Written task:
Drop the pictures from the entries below, then reproduce the rest exactly.

Data for processing:
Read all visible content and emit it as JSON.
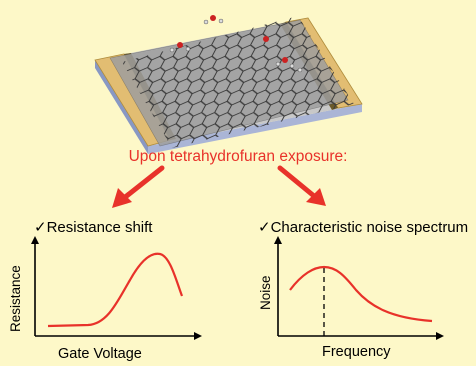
{
  "caption": "Upon tetrahydrofuran exposure:",
  "left_panel": {
    "title": "Resistance shift",
    "check_mark": "✓",
    "ylabel": "Resistance",
    "xlabel": "Gate Voltage"
  },
  "right_panel": {
    "title": "Characteristic noise spectrum",
    "check_mark": "✓",
    "ylabel": "Noise",
    "xlabel": "Frequency"
  },
  "colors": {
    "background": "#fdf8c8",
    "accent_red": "#e8322a",
    "electrode_gold": "#e2bd72",
    "graphene_gray": "#9e9e9e",
    "substrate_blue": "#aab5d6"
  }
}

Final result:
Read all visible content and emit it as JSON.
{
  "caption": "Upon tetrahydrofuran exposure:",
  "left_panel": {
    "title": "Resistance shift",
    "check_mark": "✓",
    "ylabel": "Resistance",
    "xlabel": "Gate Voltage"
  },
  "right_panel": {
    "title": "Characteristic noise spectrum",
    "check_mark": "✓",
    "ylabel": "Noise",
    "xlabel": "Frequency"
  },
  "colors": {
    "background": "#fdf8c8",
    "accent_red": "#e8322a",
    "electrode_gold": "#e2bd72",
    "graphene_gray": "#9e9e9e",
    "substrate_blue": "#aab5d6"
  }
}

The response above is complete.